* What is required: Copy each line below that includes "числе".

* Given data:
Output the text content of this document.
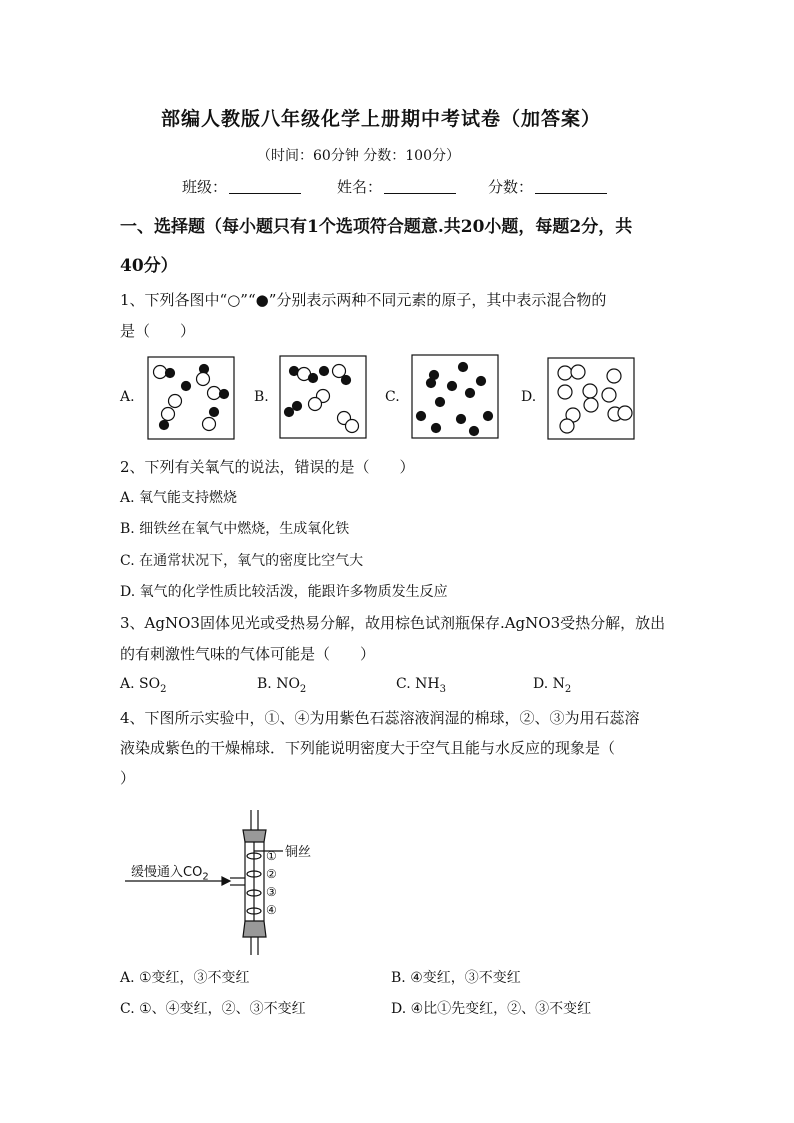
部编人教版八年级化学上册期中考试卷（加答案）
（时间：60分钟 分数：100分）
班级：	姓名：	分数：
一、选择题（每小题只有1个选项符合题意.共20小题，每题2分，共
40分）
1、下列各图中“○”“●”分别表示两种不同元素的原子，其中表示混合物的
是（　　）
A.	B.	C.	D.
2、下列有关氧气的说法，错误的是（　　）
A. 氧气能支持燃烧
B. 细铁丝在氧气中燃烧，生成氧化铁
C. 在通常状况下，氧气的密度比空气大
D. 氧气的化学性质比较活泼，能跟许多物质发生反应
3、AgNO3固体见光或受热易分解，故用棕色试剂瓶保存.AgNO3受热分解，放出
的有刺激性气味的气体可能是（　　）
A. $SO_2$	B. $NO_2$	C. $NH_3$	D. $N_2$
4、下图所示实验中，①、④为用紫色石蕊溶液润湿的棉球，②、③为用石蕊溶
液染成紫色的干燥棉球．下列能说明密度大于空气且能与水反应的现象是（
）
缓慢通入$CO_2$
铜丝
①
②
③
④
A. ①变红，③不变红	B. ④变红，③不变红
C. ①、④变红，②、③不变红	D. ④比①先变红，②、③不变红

* * *

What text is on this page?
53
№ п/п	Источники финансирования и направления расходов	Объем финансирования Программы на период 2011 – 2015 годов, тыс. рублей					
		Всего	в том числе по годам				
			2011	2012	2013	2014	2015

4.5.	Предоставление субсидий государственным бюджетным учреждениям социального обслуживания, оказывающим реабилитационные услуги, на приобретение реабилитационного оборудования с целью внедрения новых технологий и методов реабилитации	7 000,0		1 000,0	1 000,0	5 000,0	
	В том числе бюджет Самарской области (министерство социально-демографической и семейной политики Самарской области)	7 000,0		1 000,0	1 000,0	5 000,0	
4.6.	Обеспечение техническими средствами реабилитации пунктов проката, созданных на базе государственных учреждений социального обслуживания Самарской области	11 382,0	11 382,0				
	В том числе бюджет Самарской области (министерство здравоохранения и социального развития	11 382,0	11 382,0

* Response:
		Всего	в том числе по годам				
	В том числе бюджет Самарской области (министерство социально-демографической и семейной политики Самарской области)	7 000,0		1 000,0	1 000,0	5 000,0	
	В том числе бюджет Самарской области (министерство здравоохранения и социального развития	11 382,0	11 382,0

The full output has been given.